- Problem to solve
Print the entire listing. Each line must match the original exactly.

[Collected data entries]
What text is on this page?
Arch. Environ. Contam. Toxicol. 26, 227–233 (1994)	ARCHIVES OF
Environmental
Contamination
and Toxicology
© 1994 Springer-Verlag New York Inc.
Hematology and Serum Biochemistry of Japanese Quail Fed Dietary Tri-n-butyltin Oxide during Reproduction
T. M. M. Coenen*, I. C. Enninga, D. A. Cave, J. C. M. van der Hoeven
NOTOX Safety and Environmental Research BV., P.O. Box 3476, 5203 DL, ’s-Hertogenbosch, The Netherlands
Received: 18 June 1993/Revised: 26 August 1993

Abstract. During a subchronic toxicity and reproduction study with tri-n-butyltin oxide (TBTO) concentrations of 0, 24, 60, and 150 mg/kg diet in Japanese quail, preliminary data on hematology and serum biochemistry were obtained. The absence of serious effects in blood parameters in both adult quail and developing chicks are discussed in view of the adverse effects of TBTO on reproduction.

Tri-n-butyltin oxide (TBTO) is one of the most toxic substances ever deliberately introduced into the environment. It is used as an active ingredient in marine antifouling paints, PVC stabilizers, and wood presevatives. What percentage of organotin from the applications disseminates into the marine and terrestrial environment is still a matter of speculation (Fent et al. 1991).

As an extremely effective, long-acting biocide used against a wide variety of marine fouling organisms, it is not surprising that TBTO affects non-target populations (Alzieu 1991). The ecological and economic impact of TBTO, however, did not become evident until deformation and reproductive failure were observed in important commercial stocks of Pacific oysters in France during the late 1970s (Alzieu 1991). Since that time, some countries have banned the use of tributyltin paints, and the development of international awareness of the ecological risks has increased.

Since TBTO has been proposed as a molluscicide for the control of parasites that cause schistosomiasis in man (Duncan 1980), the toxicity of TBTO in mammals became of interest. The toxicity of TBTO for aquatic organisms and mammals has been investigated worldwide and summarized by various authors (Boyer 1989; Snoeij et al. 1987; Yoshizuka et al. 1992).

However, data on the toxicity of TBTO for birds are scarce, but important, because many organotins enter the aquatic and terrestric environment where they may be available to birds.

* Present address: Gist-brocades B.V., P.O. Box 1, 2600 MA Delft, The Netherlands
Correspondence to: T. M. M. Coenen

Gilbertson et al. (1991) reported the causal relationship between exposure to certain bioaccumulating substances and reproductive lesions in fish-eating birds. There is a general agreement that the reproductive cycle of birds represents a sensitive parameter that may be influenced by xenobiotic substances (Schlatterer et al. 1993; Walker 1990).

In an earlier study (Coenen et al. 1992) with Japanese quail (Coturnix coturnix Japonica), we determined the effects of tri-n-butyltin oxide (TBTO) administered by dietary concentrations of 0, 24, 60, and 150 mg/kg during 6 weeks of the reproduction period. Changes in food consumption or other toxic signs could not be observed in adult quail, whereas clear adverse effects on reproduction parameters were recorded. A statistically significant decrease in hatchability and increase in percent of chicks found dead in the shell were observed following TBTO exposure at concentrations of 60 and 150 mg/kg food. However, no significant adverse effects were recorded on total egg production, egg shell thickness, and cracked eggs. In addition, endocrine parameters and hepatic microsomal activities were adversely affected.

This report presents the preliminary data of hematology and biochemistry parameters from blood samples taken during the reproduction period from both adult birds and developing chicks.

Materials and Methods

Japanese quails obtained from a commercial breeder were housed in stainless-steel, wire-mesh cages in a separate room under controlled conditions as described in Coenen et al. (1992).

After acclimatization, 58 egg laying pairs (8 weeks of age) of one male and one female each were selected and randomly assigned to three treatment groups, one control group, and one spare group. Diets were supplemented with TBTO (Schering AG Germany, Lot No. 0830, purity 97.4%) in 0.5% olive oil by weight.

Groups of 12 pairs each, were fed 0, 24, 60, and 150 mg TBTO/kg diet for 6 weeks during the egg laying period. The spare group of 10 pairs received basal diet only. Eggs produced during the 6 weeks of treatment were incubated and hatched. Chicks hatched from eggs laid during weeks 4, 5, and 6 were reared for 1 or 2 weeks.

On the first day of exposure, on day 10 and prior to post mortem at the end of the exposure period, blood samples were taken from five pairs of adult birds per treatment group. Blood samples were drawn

- Answer in full
What text is on this page?
Arch. Environ. Contam. Toxicol. 26, 227–233 (1994)	ARCHIVES OF
Environmental
Contamination
and Toxicology
© 1994 Springer-Verlag New York Inc.
Hematology and Serum Biochemistry of Japanese Quail Fed Dietary Tri-n-butyltin Oxide during Reproduction
T. M. M. Coenen*, I. C. Enninga, D. A. Cave, J. C. M. van der Hoeven
NOTOX Safety and Environmental Research BV., P.O. Box 3476, 5203 DL, ’s-Hertogenbosch, The Netherlands
Received: 18 June 1993/Revised: 26 August 1993

Abstract. During a subchronic toxicity and reproduction study with tri-n-butyltin oxide (TBTO) concentrations of 0, 24, 60, and 150 mg/kg diet in Japanese quail, preliminary data on hematology and serum biochemistry were obtained. The absence of serious effects in blood parameters in both adult quail and developing chicks are discussed in view of the adverse effects of TBTO on reproduction.

Tri-n-butyltin oxide (TBTO) is one of the most toxic substances ever deliberately introduced into the environment. It is used as an active ingredient in marine antifouling paints, PVC stabilizers, and wood presevatives. What percentage of organotin from the applications disseminates into the marine and terrestrial environment is still a matter of speculation (Fent et al. 1991).

As an extremely effective, long-acting biocide used against a wide variety of marine fouling organisms, it is not surprising that TBTO affects non-target populations (Alzieu 1991). The ecological and economic impact of TBTO, however, did not become evident until deformation and reproductive failure were observed in important commercial stocks of Pacific oysters in France during the late 1970s (Alzieu 1991). Since that time, some countries have banned the use of tributyltin paints, and the development of international awareness of the ecological risks has increased.

Since TBTO has been proposed as a molluscicide for the control of parasites that cause schistosomiasis in man (Duncan 1980), the toxicity of TBTO in mammals became of interest. The toxicity of TBTO for aquatic organisms and mammals has been investigated worldwide and summarized by various authors (Boyer 1989; Snoeij et al. 1987; Yoshizuka et al. 1992).

However, data on the toxicity of TBTO for birds are scarce, but important, because many organotins enter the aquatic and terrestric environment where they may be available to birds.

* Present address: Gist-brocades B.V., P.O. Box 1, 2600 MA Delft, The Netherlands
Correspondence to: T. M. M. Coenen

Gilbertson et al. (1991) reported the causal relationship between exposure to certain bioaccumulating substances and reproductive lesions in fish-eating birds. There is a general agreement that the reproductive cycle of birds represents a sensitive parameter that may be influenced by xenobiotic substances (Schlatterer et al. 1993; Walker 1990).

In an earlier study (Coenen et al. 1992) with Japanese quail (Coturnix coturnix Japonica), we determined the effects of tri-n-butyltin oxide (TBTO) administered by dietary concentrations of 0, 24, 60, and 150 mg/kg during 6 weeks of the reproduction period. Changes in food consumption or other toxic signs could not be observed in adult quail, whereas clear adverse effects on reproduction parameters were recorded. A statistically significant decrease in hatchability and increase in percent of chicks found dead in the shell were observed following TBTO exposure at concentrations of 60 and 150 mg/kg food. However, no significant adverse effects were recorded on total egg production, egg shell thickness, and cracked eggs. In addition, endocrine parameters and hepatic microsomal activities were adversely affected.

This report presents the preliminary data of hematology and biochemistry parameters from blood samples taken during the reproduction period from both adult birds and developing chicks.

Materials and Methods

Japanese quails obtained from a commercial breeder were housed in stainless-steel, wire-mesh cages in a separate room under controlled conditions as described in Coenen et al. (1992).

After acclimatization, 58 egg laying pairs (8 weeks of age) of one male and one female each were selected and randomly assigned to three treatment groups, one control group, and one spare group. Diets were supplemented with TBTO (Schering AG Germany, Lot No. 0830, purity 97.4%) in 0.5% olive oil by weight.

Groups of 12 pairs each, were fed 0, 24, 60, and 150 mg TBTO/kg diet for 6 weeks during the egg laying period. The spare group of 10 pairs received basal diet only. Eggs produced during the 6 weeks of treatment were incubated and hatched. Chicks hatched from eggs laid during weeks 4, 5, and 6 were reared for 1 or 2 weeks.

On the first day of exposure, on day 10 and prior to post mortem at the end of the exposure period, blood samples were taken from five pairs of adult birds per treatment group. Blood samples were drawn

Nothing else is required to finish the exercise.